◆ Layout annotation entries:
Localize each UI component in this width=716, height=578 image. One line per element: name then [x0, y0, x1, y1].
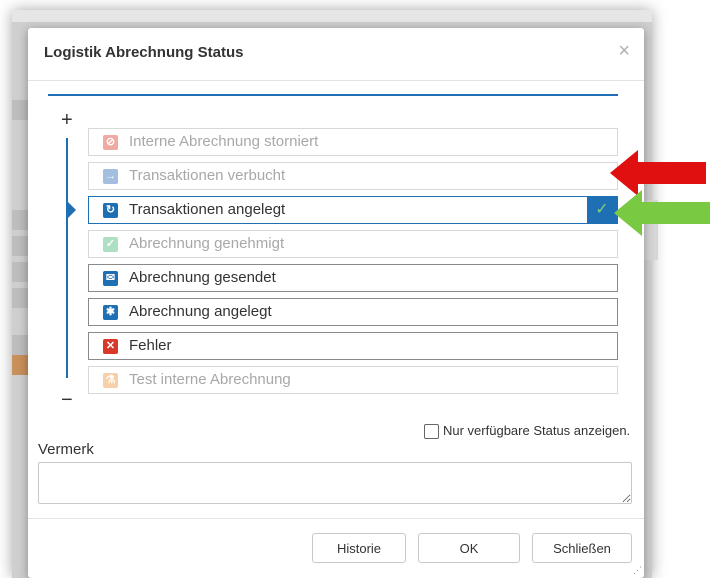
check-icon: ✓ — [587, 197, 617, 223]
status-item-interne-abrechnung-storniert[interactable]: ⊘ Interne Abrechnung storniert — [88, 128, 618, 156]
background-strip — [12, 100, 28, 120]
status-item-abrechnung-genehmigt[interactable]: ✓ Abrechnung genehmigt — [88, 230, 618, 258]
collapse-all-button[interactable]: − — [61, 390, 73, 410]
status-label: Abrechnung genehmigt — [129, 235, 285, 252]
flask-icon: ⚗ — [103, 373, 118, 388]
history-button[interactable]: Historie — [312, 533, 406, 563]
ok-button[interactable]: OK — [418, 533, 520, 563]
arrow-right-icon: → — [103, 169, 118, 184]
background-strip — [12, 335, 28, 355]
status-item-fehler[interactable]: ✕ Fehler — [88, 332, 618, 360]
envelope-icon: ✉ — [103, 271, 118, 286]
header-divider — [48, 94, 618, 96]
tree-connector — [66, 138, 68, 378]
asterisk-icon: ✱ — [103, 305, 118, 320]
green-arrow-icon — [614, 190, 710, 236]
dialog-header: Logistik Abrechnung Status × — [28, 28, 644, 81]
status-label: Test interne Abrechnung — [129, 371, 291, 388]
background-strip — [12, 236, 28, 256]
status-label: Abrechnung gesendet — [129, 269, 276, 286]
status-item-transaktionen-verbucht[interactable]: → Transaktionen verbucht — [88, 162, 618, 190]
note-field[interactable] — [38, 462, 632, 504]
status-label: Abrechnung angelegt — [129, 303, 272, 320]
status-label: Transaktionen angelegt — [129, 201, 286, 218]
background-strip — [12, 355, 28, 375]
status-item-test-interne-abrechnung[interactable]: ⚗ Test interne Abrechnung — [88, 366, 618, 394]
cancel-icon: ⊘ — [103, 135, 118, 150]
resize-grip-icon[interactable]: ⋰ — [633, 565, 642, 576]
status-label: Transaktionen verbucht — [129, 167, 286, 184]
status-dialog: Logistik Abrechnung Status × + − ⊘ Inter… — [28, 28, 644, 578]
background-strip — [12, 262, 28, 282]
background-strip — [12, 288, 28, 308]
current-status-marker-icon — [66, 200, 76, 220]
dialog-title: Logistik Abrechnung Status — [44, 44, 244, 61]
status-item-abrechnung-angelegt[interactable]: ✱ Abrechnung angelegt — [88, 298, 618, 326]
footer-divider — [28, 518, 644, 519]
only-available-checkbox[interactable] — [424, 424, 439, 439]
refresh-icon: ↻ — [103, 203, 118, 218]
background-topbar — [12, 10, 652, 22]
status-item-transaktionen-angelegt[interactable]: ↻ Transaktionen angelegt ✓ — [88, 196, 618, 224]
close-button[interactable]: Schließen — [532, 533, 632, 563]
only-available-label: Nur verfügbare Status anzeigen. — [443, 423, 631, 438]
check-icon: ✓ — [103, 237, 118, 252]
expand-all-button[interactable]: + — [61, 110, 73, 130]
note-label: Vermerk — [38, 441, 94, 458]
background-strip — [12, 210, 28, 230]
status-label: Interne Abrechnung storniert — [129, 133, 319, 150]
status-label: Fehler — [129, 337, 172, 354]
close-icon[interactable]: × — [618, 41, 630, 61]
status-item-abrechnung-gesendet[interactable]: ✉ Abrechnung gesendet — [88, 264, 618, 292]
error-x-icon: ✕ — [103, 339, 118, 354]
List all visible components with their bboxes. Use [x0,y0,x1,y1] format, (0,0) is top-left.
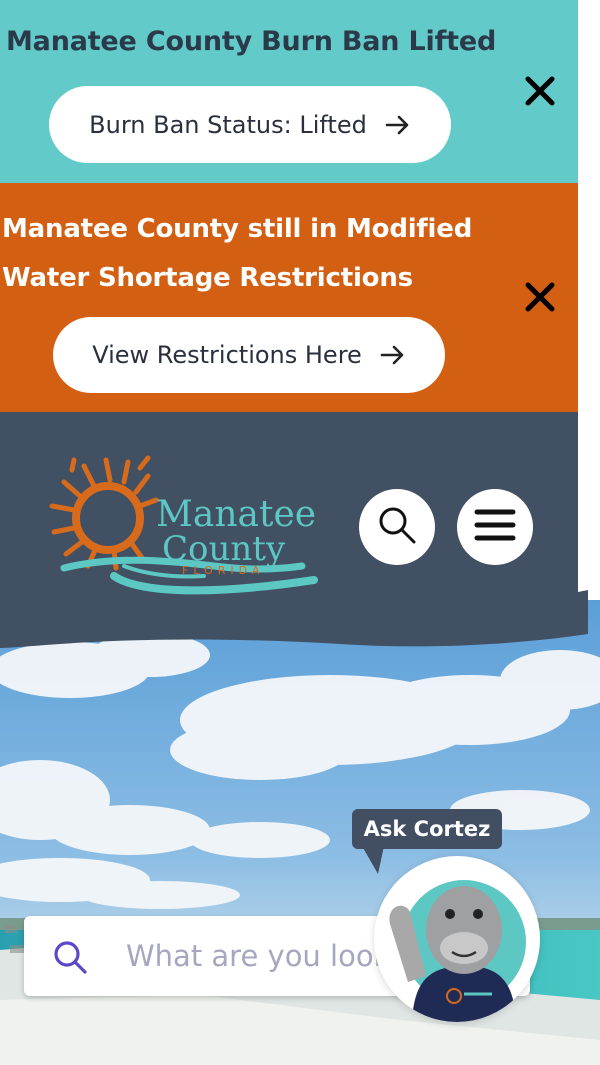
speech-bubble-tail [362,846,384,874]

◆ GIVEN INSTRUCTION: Can you return all the entries above line for line, unchanged, but without the pictures?

◆ OUTPUT BELOW:
Localize each UI component in this width=716, height=578 image. One line per element: name then [x0, y0, x1, y1].
check-icon: ✓ — [587, 197, 617, 223]
status-item-interne-abrechnung-storniert[interactable]: ⊘ Interne Abrechnung storniert — [88, 128, 618, 156]
background-strip — [12, 100, 28, 120]
status-item-abrechnung-genehmigt[interactable]: ✓ Abrechnung genehmigt — [88, 230, 618, 258]
collapse-all-button[interactable]: − — [61, 390, 73, 410]
status-label: Abrechnung genehmigt — [129, 235, 285, 252]
flask-icon: ⚗ — [103, 373, 118, 388]
history-button[interactable]: Historie — [312, 533, 406, 563]
ok-button[interactable]: OK — [418, 533, 520, 563]
arrow-right-icon: → — [103, 169, 118, 184]
background-strip — [12, 335, 28, 355]
status-item-fehler[interactable]: ✕ Fehler — [88, 332, 618, 360]
envelope-icon: ✉ — [103, 271, 118, 286]
header-divider — [48, 94, 618, 96]
tree-connector — [66, 138, 68, 378]
asterisk-icon: ✱ — [103, 305, 118, 320]
green-arrow-icon — [614, 190, 710, 236]
dialog-header: Logistik Abrechnung Status × — [28, 28, 644, 81]
status-label: Test interne Abrechnung — [129, 371, 291, 388]
background-strip — [12, 236, 28, 256]
status-label: Abrechnung gesendet — [129, 269, 276, 286]
status-item-transaktionen-verbucht[interactable]: → Transaktionen verbucht — [88, 162, 618, 190]
note-field[interactable] — [38, 462, 632, 504]
status-label: Abrechnung angelegt — [129, 303, 272, 320]
status-label: Transaktionen angelegt — [129, 201, 286, 218]
background-strip — [12, 355, 28, 375]
status-item-test-interne-abrechnung[interactable]: ⚗ Test interne Abrechnung — [88, 366, 618, 394]
cancel-icon: ⊘ — [103, 135, 118, 150]
resize-grip-icon[interactable]: ⋰ — [633, 565, 642, 576]
status-label: Transaktionen verbucht — [129, 167, 286, 184]
status-dialog: Logistik Abrechnung Status × + − ⊘ Inter… — [28, 28, 644, 578]
background-strip — [12, 262, 28, 282]
background-strip — [12, 288, 28, 308]
current-status-marker-icon — [66, 200, 76, 220]
dialog-title: Logistik Abrechnung Status — [44, 44, 244, 61]
status-item-abrechnung-angelegt[interactable]: ✱ Abrechnung angelegt — [88, 298, 618, 326]
footer-divider — [28, 518, 644, 519]
only-available-checkbox[interactable] — [424, 424, 439, 439]
refresh-icon: ↻ — [103, 203, 118, 218]
background-topbar — [12, 10, 652, 22]
status-item-transaktionen-angelegt[interactable]: ↻ Transaktionen angelegt ✓ — [88, 196, 618, 224]
close-button[interactable]: Schließen — [532, 533, 632, 563]
only-available-label: Nur verfügbare Status anzeigen. — [443, 423, 631, 438]
check-icon: ✓ — [103, 237, 118, 252]
expand-all-button[interactable]: + — [61, 110, 73, 130]
note-label: Vermerk — [38, 441, 94, 458]
background-strip — [12, 210, 28, 230]
status-label: Interne Abrechnung storniert — [129, 133, 319, 150]
status-label: Fehler — [129, 337, 172, 354]
close-icon[interactable]: × — [618, 41, 630, 61]
status-item-abrechnung-gesendet[interactable]: ✉ Abrechnung gesendet — [88, 264, 618, 292]
error-x-icon: ✕ — [103, 339, 118, 354]
List all visible components with their bboxes. Use [x0,y0,x1,y1] format, (0,0) is top-left.
speech-bubble-tail [362,846,384,874]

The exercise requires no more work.